## EXERCISE
State how many lines in the listing below include the word "median". Give nothing but the number.
-- START AVAILABLE DATA --
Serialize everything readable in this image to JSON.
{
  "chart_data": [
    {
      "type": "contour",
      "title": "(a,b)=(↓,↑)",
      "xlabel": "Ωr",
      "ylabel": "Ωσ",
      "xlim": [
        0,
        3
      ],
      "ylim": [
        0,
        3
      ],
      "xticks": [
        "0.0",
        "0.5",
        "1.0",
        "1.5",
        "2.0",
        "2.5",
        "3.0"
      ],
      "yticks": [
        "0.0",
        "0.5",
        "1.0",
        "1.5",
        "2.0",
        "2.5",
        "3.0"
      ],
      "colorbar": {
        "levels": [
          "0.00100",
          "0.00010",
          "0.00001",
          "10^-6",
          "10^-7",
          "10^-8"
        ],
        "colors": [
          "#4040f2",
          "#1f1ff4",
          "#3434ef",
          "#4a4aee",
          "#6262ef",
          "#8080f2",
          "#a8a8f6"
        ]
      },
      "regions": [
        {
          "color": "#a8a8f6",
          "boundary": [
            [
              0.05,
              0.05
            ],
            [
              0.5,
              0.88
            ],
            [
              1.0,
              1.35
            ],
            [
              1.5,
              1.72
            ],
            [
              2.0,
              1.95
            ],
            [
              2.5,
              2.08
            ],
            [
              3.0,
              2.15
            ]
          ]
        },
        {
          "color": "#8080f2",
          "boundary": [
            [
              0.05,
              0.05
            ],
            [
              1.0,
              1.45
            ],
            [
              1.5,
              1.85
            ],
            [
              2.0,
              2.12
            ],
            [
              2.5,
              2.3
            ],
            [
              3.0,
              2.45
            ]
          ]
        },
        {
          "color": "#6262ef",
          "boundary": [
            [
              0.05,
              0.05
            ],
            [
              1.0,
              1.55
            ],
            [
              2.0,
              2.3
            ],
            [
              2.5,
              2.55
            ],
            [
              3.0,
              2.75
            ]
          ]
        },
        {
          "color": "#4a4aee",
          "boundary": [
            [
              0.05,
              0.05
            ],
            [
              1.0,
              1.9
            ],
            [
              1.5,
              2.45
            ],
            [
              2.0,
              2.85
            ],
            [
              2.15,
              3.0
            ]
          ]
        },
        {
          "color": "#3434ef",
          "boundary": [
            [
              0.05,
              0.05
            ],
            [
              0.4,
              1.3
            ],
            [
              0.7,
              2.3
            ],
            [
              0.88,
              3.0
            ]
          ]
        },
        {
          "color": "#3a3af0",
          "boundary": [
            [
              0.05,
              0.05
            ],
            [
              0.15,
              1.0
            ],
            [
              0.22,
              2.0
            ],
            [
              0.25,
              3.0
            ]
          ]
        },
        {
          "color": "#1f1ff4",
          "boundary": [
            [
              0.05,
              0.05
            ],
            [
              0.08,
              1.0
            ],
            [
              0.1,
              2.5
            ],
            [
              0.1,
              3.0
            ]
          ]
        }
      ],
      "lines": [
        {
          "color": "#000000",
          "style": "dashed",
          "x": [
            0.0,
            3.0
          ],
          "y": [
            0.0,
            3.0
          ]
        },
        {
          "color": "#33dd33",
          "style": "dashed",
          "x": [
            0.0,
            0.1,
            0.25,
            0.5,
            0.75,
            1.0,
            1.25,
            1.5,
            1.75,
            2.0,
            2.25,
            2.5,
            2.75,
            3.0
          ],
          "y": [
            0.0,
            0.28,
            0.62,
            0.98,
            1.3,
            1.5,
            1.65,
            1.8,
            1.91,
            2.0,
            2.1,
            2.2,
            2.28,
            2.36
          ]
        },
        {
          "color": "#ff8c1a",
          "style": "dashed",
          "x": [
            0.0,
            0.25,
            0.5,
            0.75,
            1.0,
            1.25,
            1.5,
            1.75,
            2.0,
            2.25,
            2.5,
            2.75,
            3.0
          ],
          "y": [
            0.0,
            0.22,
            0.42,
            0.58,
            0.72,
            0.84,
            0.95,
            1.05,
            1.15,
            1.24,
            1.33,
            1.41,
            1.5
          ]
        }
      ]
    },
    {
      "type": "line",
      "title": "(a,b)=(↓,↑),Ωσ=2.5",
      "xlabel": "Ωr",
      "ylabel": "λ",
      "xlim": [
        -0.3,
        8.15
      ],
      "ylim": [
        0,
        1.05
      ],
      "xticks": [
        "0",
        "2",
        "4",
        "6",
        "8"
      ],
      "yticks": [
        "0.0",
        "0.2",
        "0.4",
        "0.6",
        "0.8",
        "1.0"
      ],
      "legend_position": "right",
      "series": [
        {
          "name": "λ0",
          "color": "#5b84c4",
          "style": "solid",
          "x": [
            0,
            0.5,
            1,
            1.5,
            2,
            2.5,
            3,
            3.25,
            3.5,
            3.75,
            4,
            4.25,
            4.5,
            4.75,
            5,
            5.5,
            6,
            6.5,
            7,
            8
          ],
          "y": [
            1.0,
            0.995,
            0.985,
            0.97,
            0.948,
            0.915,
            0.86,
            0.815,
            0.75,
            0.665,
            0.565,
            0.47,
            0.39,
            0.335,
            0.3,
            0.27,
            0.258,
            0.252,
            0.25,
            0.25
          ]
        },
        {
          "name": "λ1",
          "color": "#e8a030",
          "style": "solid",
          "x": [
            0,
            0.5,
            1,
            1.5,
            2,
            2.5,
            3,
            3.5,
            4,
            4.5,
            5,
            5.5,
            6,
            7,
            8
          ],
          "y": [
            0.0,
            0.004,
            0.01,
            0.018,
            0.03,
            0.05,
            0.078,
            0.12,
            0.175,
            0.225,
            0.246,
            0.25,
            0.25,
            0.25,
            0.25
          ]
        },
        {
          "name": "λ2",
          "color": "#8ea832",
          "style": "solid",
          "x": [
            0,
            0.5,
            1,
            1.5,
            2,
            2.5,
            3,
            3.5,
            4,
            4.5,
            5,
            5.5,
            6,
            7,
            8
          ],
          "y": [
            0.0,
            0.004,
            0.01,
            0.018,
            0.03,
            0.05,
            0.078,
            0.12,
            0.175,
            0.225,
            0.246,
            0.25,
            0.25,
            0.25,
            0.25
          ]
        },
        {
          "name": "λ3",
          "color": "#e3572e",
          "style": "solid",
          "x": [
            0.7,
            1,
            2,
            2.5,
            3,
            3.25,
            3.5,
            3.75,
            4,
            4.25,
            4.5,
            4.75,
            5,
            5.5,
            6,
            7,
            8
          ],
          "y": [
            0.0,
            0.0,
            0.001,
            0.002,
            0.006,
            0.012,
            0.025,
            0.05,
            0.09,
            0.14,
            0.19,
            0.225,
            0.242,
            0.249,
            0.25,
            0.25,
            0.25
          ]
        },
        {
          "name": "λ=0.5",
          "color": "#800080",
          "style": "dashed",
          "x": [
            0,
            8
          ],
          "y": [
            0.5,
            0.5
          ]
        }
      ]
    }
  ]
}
-- END AVAILABLE DATA --
-- START AVAILABLE DATA --
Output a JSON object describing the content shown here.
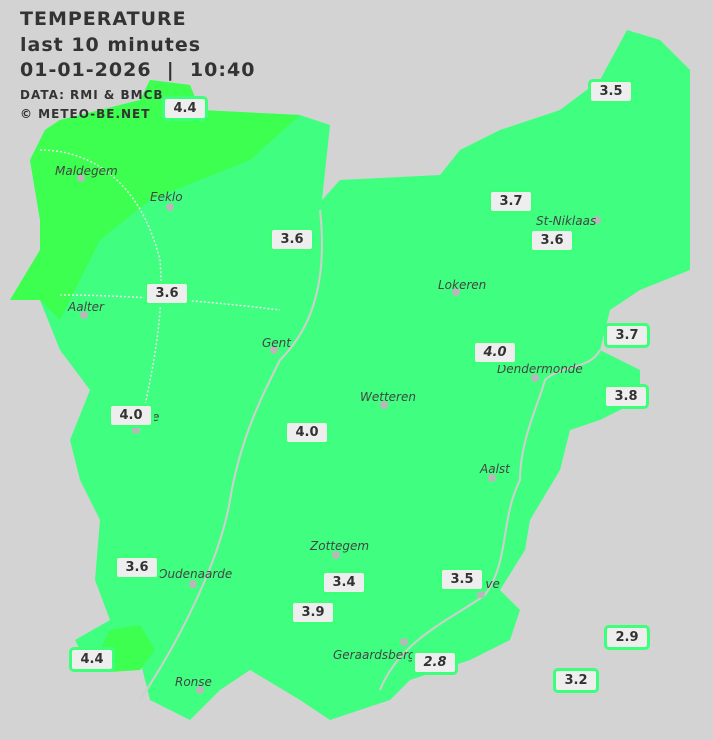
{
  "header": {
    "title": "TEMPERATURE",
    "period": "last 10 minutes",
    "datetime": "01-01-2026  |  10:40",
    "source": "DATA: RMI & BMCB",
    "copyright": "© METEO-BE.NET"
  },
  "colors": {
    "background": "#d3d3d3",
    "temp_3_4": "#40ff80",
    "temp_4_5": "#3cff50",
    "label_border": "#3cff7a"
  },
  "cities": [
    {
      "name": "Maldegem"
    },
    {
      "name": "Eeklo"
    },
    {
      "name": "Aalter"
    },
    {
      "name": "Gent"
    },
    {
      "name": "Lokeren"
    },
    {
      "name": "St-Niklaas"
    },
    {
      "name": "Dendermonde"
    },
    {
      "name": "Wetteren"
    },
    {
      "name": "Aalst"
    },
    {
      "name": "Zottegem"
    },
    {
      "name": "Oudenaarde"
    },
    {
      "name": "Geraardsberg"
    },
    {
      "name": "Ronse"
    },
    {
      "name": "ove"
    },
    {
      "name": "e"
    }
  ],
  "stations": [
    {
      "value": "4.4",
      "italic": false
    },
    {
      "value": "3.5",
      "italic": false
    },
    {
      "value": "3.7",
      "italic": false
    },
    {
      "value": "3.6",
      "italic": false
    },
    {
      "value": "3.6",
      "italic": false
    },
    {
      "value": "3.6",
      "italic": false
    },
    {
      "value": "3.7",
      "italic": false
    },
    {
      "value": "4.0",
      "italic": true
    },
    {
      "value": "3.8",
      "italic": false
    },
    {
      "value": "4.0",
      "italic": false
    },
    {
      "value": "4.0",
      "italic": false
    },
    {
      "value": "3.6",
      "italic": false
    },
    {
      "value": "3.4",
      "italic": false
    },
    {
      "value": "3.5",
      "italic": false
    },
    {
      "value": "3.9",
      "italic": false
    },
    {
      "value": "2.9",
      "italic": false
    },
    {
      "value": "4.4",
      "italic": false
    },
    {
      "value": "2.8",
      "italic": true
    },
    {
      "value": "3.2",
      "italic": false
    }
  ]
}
-- END AVAILABLE DATA --
-- START AVAILABLE DATA --
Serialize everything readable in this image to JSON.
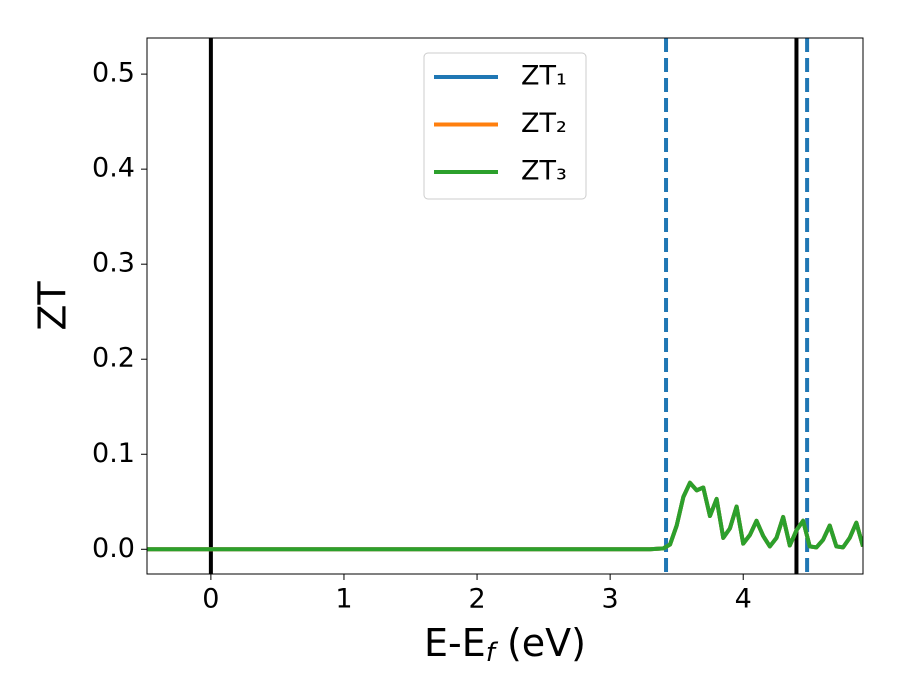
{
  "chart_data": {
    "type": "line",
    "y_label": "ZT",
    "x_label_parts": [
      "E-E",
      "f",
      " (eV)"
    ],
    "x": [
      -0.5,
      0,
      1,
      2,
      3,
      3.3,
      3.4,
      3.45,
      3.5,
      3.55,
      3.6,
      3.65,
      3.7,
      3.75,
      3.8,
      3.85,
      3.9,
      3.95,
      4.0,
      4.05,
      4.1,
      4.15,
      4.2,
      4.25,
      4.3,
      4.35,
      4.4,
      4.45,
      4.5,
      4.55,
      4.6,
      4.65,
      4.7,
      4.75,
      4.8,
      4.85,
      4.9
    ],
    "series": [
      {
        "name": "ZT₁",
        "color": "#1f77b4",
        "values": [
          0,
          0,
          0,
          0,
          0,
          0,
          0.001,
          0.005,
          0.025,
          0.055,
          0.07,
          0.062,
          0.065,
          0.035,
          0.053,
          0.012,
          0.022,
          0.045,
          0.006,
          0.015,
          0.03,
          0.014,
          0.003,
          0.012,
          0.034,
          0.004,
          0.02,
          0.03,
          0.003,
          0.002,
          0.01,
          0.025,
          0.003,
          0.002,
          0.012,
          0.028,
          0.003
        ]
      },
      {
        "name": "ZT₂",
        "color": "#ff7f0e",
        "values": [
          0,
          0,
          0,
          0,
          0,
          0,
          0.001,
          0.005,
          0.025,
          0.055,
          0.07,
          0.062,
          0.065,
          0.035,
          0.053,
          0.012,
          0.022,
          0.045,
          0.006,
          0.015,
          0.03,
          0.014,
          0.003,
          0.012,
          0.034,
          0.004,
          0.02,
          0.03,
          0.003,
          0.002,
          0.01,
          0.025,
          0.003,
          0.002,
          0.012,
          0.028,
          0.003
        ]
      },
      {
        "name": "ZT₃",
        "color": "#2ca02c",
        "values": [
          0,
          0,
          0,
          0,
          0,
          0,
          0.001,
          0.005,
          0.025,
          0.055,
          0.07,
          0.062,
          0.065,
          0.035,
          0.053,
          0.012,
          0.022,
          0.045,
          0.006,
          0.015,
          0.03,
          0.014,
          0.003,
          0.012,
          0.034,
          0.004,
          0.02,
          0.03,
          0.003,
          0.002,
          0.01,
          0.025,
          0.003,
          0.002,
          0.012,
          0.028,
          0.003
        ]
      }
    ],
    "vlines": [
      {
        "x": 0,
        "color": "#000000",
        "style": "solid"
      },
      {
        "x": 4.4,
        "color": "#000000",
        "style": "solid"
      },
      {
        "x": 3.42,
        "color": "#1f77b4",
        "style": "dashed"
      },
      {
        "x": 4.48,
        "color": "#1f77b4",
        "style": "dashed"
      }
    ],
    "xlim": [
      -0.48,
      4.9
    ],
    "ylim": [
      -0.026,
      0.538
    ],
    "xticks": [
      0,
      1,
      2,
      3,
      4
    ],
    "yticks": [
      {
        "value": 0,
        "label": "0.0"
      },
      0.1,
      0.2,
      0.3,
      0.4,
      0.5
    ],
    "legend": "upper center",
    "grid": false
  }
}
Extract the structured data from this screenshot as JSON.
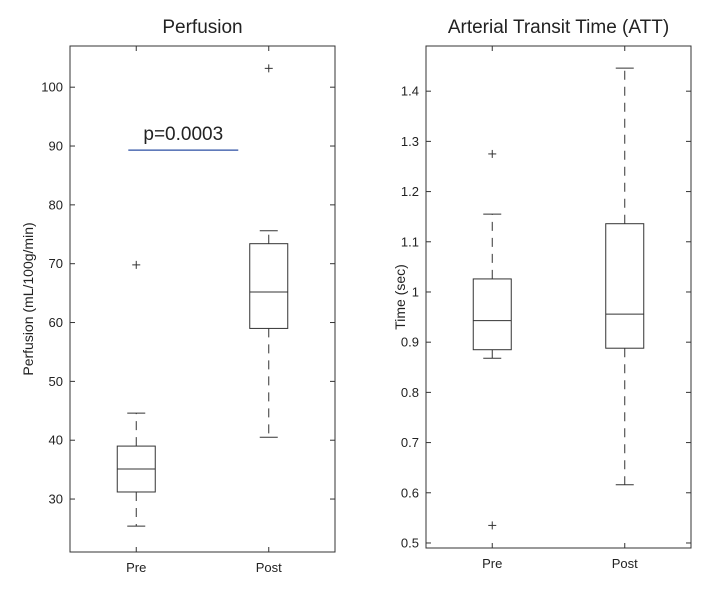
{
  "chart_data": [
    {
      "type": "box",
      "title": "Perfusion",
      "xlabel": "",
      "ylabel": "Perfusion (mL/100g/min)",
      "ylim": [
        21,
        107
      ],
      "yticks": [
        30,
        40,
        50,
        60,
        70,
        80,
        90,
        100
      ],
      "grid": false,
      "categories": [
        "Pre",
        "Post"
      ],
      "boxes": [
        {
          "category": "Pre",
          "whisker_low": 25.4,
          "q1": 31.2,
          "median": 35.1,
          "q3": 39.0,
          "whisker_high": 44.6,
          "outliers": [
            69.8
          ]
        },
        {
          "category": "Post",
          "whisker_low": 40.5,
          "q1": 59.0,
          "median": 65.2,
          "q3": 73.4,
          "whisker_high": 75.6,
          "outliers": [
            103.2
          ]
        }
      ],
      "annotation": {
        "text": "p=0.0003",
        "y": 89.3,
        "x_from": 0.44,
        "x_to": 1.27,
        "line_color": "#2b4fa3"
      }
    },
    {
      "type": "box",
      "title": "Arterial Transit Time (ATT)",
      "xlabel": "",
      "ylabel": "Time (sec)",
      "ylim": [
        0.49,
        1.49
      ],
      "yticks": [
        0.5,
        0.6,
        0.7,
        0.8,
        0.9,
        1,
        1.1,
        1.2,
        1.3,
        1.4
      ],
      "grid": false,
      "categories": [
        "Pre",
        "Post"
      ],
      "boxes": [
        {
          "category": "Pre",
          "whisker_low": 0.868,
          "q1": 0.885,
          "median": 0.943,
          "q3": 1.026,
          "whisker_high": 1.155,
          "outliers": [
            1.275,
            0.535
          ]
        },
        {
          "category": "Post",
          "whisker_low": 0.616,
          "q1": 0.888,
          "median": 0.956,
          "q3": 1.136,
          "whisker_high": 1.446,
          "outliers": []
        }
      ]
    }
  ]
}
-- END AVAILABLE DATA --
## ANSWER TO THIS PROBLEM
4